======== PROVIDED RECORDS
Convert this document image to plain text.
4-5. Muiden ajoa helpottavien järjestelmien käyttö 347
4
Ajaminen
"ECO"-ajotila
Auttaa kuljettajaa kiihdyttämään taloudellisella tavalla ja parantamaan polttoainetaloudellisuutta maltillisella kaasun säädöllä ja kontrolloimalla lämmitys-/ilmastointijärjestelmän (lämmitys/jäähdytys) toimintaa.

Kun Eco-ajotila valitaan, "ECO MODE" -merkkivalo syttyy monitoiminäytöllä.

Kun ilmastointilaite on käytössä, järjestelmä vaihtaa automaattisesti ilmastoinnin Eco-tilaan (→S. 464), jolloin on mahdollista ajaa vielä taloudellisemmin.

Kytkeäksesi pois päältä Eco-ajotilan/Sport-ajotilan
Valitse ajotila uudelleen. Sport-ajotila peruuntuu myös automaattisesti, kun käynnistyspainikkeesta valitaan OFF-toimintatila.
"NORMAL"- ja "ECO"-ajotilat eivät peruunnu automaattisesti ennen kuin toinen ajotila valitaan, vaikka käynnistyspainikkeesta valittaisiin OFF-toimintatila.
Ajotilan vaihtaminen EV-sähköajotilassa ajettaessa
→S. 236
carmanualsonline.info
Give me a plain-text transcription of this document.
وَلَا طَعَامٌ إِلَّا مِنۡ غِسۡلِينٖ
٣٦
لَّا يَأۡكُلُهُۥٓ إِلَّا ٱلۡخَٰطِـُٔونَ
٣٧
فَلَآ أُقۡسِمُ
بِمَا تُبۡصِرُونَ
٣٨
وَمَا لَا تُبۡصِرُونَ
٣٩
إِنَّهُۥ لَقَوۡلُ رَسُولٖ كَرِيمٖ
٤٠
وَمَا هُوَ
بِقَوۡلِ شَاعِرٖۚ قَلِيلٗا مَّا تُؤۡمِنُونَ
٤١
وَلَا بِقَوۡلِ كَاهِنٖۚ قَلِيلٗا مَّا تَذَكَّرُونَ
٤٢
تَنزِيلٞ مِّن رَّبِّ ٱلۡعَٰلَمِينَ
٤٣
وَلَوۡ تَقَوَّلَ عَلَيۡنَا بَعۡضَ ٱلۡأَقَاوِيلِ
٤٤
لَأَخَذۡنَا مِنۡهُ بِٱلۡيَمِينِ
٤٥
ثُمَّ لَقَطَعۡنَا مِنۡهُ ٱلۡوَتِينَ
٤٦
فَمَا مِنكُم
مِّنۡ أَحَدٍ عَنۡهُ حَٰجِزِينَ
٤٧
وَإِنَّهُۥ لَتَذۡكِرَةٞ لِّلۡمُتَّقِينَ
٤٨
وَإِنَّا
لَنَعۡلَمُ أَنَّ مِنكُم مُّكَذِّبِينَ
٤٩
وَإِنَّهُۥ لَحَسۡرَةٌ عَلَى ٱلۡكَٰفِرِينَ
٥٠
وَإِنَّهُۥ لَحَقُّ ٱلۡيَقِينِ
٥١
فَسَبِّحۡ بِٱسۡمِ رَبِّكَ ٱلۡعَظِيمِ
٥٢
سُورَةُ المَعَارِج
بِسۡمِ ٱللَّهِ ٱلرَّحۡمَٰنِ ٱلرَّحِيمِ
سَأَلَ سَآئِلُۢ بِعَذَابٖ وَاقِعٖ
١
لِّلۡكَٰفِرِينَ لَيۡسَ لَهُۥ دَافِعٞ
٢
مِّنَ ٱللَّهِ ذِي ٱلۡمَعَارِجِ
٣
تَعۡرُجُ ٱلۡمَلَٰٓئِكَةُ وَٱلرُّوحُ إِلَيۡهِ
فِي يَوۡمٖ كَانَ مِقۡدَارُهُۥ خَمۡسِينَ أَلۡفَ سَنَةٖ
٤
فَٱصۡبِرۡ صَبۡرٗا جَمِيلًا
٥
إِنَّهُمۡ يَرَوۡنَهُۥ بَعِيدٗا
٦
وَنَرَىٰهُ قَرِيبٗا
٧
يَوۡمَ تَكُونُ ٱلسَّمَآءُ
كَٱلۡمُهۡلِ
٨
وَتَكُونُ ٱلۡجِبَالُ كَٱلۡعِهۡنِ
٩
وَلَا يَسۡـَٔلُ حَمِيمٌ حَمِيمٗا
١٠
================
**WRITTEN REQUEST**
Return a copy of every line that includes the word "text".

**FULL RESPONSE**
Convert this document image to plain text.
Give me a plain-text transcription of this document.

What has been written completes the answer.